» EXERCISE AIM: Exactly as written, please set down all of the entries again, with no pictures.

[Excerpt from a dataset]
● ● ● ●
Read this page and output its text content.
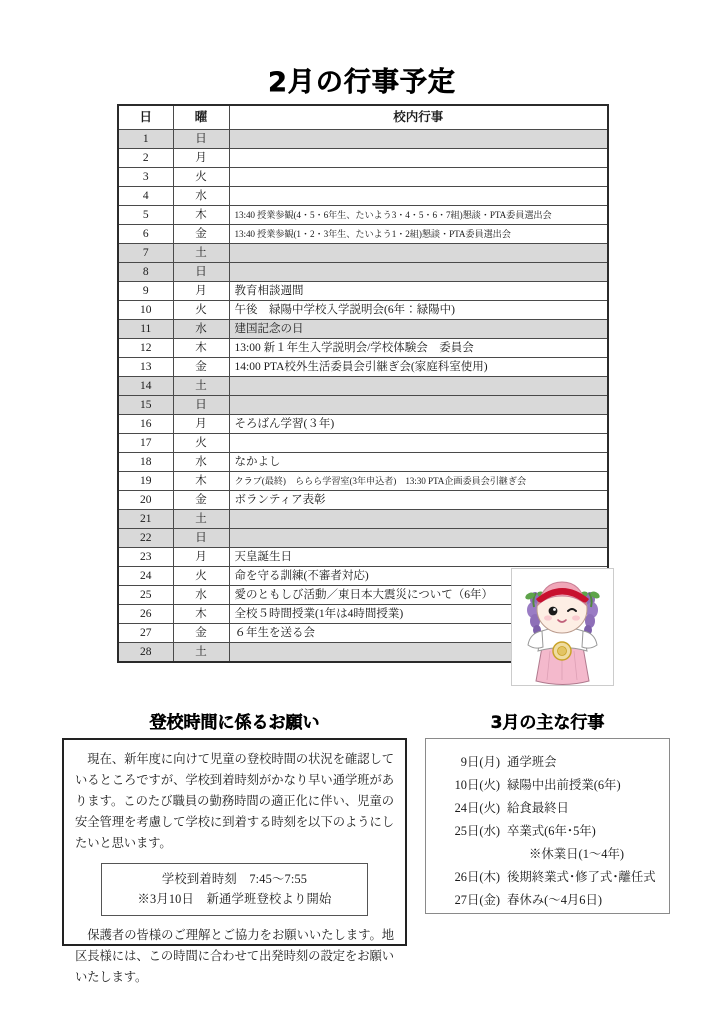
2月の行事予定
日	曜	校内行事
1	日	
2	月	
3	火	
4	水	
5	木	13:40 授業参観(4・5・6年生、たいよう3・4・5・6・7組)懇談・PTA委員選出会
6	金	13:40 授業参観(1・2・3年生、たいよう1・2組)懇談・PTA委員選出会
7	土	
8	日	
9	月	教育相談週間
10	火	午後　緑陽中学校入学説明会(6年：緑陽中)
11	水	建国記念の日
12	木	13:00 新１年生入学説明会/学校体験会　委員会
13	金	14:00 PTA校外生活委員会引継ぎ会(家庭科室使用)
14	土	
15	日	
16	月	そろばん学習(３年)
17	火	
18	水	なかよし
19	木	クラブ(最終)　ららら学習室(3年申込者)　13:30 PTA企画委員会引継ぎ会
20	金	ボランティア表彰
21	土	
22	日	
23	月	天皇誕生日
24	火	命を守る訓練(不審者対応)
25	水	愛のともしび活動／東日本大震災について（6年）
26	木	全校５時間授業(1年は4時間授業)
27	金	６年生を送る会
28	土	
登校時間に係るお願い

現在、新年度に向けて児童の登校時間の状況を確認しているところですが、学校到着時刻がかなり早い通学班があります。このたび職員の勤務時間の適正化に伴い、児童の安全管理を考慮して学校に到着する時刻を以下のようにしたいと思います。

学校到着時刻　7:45〜7:55
※3月10日　新通学班登校より開始

保護者の皆様のご理解とご協力をお願いいたします。地区長様には、この時間に合わせて出発時刻の設定をお願いいたします。

3月の主な行事
9日(月) 通学班会
10日(火) 緑陽中出前授業(6年)
24日(火) 給食最終日
25日(水) 卒業式(6年･5年)
※休業日(1〜4年)
26日(木) 後期終業式･修了式･離任式
27日(金) 春休み(〜4月6日)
● ● ● ●
» REPLY:
Read this page and output its text content.
2月の行事予定
日	曜	校内行事
1	日	
2	月	
3	火	
4	水	
5	木	13:40 授業参観(4・5・6年生、たいよう3・4・5・6・7組)懇談・PTA委員選出会
6	金	13:40 授業参観(1・2・3年生、たいよう1・2組)懇談・PTA委員選出会
7	土	
8	日	
9	月	教育相談週間
10	火	午後　緑陽中学校入学説明会(6年：緑陽中)
11	水	建国記念の日
12	木	13:00 新１年生入学説明会/学校体験会　委員会
13	金	14:00 PTA校外生活委員会引継ぎ会(家庭科室使用)
14	土	
15	日	
16	月	そろばん学習(３年)
17	火	
18	水	なかよし
19	木	クラブ(最終)　ららら学習室(3年申込者)　13:30 PTA企画委員会引継ぎ会
20	金	ボランティア表彰
21	土	
22	日	
23	月	天皇誕生日
24	火	命を守る訓練(不審者対応)
25	水	愛のともしび活動／東日本大震災について（6年）
26	木	全校５時間授業(1年は4時間授業)
27	金	６年生を送る会
28	土	
登校時間に係るお願い

現在、新年度に向けて児童の登校時間の状況を確認しているところですが、学校到着時刻がかなり早い通学班があります。このたび職員の勤務時間の適正化に伴い、児童の安全管理を考慮して学校に到着する時刻を以下のようにしたいと思います。

学校到着時刻　7:45〜7:55
※3月10日　新通学班登校より開始

保護者の皆様のご理解とご協力をお願いいたします。地区長様には、この時間に合わせて出発時刻の設定をお願いいたします。

3月の主な行事
9日(月) 通学班会
10日(火) 緑陽中出前授業(6年)
24日(火) 給食最終日
25日(水) 卒業式(6年･5年)
※休業日(1〜4年)
26日(木) 後期終業式･修了式･離任式
27日(金) 春休み(〜4月6日)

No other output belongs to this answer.